Exercise task
Quote the data below in full, please, without altering anything.

Data rows

====

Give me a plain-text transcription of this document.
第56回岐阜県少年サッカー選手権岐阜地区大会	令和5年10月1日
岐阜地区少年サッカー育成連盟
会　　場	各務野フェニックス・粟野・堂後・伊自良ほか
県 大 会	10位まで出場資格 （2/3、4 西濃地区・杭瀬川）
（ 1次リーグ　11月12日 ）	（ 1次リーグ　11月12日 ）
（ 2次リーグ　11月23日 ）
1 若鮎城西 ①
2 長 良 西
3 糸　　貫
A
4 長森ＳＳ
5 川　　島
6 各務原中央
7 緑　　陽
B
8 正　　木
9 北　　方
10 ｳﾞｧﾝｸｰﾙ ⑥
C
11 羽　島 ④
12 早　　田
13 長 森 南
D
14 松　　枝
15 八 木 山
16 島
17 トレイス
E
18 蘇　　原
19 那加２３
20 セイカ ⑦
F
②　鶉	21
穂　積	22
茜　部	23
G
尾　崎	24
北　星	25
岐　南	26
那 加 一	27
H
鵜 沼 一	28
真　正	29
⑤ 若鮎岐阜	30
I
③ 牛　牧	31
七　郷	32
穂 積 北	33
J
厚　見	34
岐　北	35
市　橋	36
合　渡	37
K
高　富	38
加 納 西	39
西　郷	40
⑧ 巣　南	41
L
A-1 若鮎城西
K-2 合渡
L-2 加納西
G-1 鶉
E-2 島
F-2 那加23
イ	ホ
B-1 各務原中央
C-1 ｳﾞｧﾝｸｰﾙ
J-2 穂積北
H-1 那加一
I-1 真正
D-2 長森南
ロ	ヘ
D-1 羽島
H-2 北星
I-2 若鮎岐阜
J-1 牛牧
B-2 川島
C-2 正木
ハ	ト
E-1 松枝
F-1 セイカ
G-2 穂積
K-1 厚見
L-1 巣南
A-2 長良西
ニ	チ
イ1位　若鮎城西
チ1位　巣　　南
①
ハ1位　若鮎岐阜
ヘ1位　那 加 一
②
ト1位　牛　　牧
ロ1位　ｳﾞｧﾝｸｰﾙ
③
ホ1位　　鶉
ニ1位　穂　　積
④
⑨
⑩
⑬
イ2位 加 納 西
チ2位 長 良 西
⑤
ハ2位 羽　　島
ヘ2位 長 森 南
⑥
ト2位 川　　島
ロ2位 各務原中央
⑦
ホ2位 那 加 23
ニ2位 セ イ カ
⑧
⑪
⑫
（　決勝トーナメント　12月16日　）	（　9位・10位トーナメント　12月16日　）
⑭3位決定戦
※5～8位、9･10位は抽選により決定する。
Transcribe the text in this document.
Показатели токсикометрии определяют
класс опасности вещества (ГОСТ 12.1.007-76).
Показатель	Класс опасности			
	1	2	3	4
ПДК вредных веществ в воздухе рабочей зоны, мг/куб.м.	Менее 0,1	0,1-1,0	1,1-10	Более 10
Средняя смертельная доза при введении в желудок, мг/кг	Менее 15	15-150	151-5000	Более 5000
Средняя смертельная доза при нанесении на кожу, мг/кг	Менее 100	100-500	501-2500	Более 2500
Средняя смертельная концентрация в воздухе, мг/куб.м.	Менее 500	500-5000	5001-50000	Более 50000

====

Solution to this exercise
Give me a plain-text transcription of this document.
第56回岐阜県少年サッカー選手権岐阜地区大会	令和5年10月1日
岐阜地区少年サッカー育成連盟
会　　場	各務野フェニックス・粟野・堂後・伊自良ほか
県 大 会	10位まで出場資格 （2/3、4 西濃地区・杭瀬川）
（ 1次リーグ　11月12日 ）	（ 1次リーグ　11月12日 ）
（ 2次リーグ　11月23日 ）
1 若鮎城西 ①
2 長 良 西
3 糸　　貫
A
4 長森ＳＳ
5 川　　島
6 各務原中央
7 緑　　陽
B
8 正　　木
9 北　　方
10 ｳﾞｧﾝｸｰﾙ ⑥
C
11 羽　島 ④
12 早　　田
13 長 森 南
D
14 松　　枝
15 八 木 山
16 島
17 トレイス
E
18 蘇　　原
19 那加２３
20 セイカ ⑦
F
②　鶉	21
穂　積	22
茜　部	23
G
尾　崎	24
北　星	25
岐　南	26
那 加 一	27
H
鵜 沼 一	28
真　正	29
⑤ 若鮎岐阜	30
I
③ 牛　牧	31
七　郷	32
穂 積 北	33
J
厚　見	34
岐　北	35
市　橋	36
合　渡	37
K
高　富	38
加 納 西	39
西　郷	40
⑧ 巣　南	41
L
A-1 若鮎城西
K-2 合渡
L-2 加納西
G-1 鶉
E-2 島
F-2 那加23
イ	ホ
B-1 各務原中央
C-1 ｳﾞｧﾝｸｰﾙ
J-2 穂積北
H-1 那加一
I-1 真正
D-2 長森南
ロ	ヘ
D-1 羽島
H-2 北星
I-2 若鮎岐阜
J-1 牛牧
B-2 川島
C-2 正木
ハ	ト
E-1 松枝
F-1 セイカ
G-2 穂積
K-1 厚見
L-1 巣南
A-2 長良西
ニ	チ
イ1位　若鮎城西
チ1位　巣　　南
①
ハ1位　若鮎岐阜
ヘ1位　那 加 一
②
ト1位　牛　　牧
ロ1位　ｳﾞｧﾝｸｰﾙ
③
ホ1位　　鶉
ニ1位　穂　　積
④
⑨
⑩
⑬
イ2位 加 納 西
チ2位 長 良 西
⑤
ハ2位 羽　　島
ヘ2位 長 森 南
⑥
ト2位 川　　島
ロ2位 各務原中央
⑦
ホ2位 那 加 23
ニ2位 セ イ カ
⑧
⑪
⑫
（　決勝トーナメント　12月16日　）	（　9位・10位トーナメント　12月16日　）
⑭3位決定戦
※5～8位、9･10位は抽選により決定する。
Transcribe the text in this document.
Показатели токсикометрии определяют
класс опасности вещества (ГОСТ 12.1.007-76).
Показатель	Класс опасности			
	1	2	3	4
ПДК вредных веществ в воздухе рабочей зоны, мг/куб.м.	Менее 0,1	0,1-1,0	1,1-10	Более 10
Средняя смертельная доза при введении в желудок, мг/кг	Менее 15	15-150	151-5000	Более 5000
Средняя смертельная доза при нанесении на кожу, мг/кг	Менее 100	100-500	501-2500	Более 2500
Средняя смертельная концентрация в воздухе, мг/куб.м.	Менее 500	500-5000	5001-50000	Более 50000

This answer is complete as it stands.